EXERCISE »
Every line of the material is to be quoted verbatim, minus the pictures.

THE RECORDS »
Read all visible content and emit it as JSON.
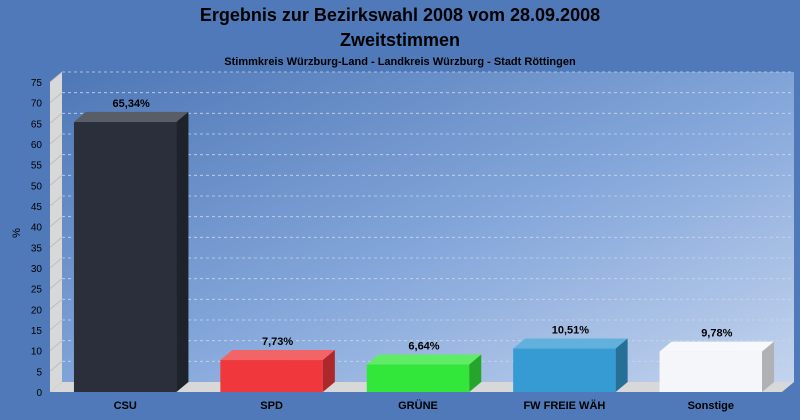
{
  "chart_data": {
    "type": "bar",
    "title": "Ergebnis zur Bezirkswahl 2008 vom 28.09.2008",
    "subtitle": "Zweitstimmen",
    "caption": "Stimmkreis Würzburg-Land - Landkreis Würzburg - Stadt Röttingen",
    "ylabel": "%",
    "xlabel": "",
    "ylim": [
      0,
      75
    ],
    "ytick_step": 5,
    "grid": true,
    "categories": [
      "CSU",
      "SPD",
      "GRÜNE",
      "FW FREIE WÄH",
      "Sonstige"
    ],
    "values": [
      65.34,
      7.73,
      6.64,
      10.51,
      9.78
    ],
    "value_labels": [
      "65,34%",
      "7,73%",
      "6,64%",
      "10,51%",
      "9,78%"
    ],
    "colors": [
      "#2a2f3b",
      "#f0383c",
      "#33e63a",
      "#359bd2",
      "#f5f6fa"
    ],
    "background_color": "#4f79b8"
  }
}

ANSWER FOR THIS EXERCISE »
Read all visible content and emit it as JSON.
{
  "chart_data": {
    "type": "bar",
    "title": "Ergebnis zur Bezirkswahl 2008 vom 28.09.2008",
    "subtitle": "Zweitstimmen",
    "caption": "Stimmkreis Würzburg-Land - Landkreis Würzburg - Stadt Röttingen",
    "ylabel": "%",
    "xlabel": "",
    "ylim": [
      0,
      75
    ],
    "ytick_step": 5,
    "grid": true,
    "categories": [
      "CSU",
      "SPD",
      "GRÜNE",
      "FW FREIE WÄH",
      "Sonstige"
    ],
    "values": [
      65.34,
      7.73,
      6.64,
      10.51,
      9.78
    ],
    "value_labels": [
      "65,34%",
      "7,73%",
      "6,64%",
      "10,51%",
      "9,78%"
    ],
    "colors": [
      "#2a2f3b",
      "#f0383c",
      "#33e63a",
      "#359bd2",
      "#f5f6fa"
    ],
    "background_color": "#4f79b8"
  }
}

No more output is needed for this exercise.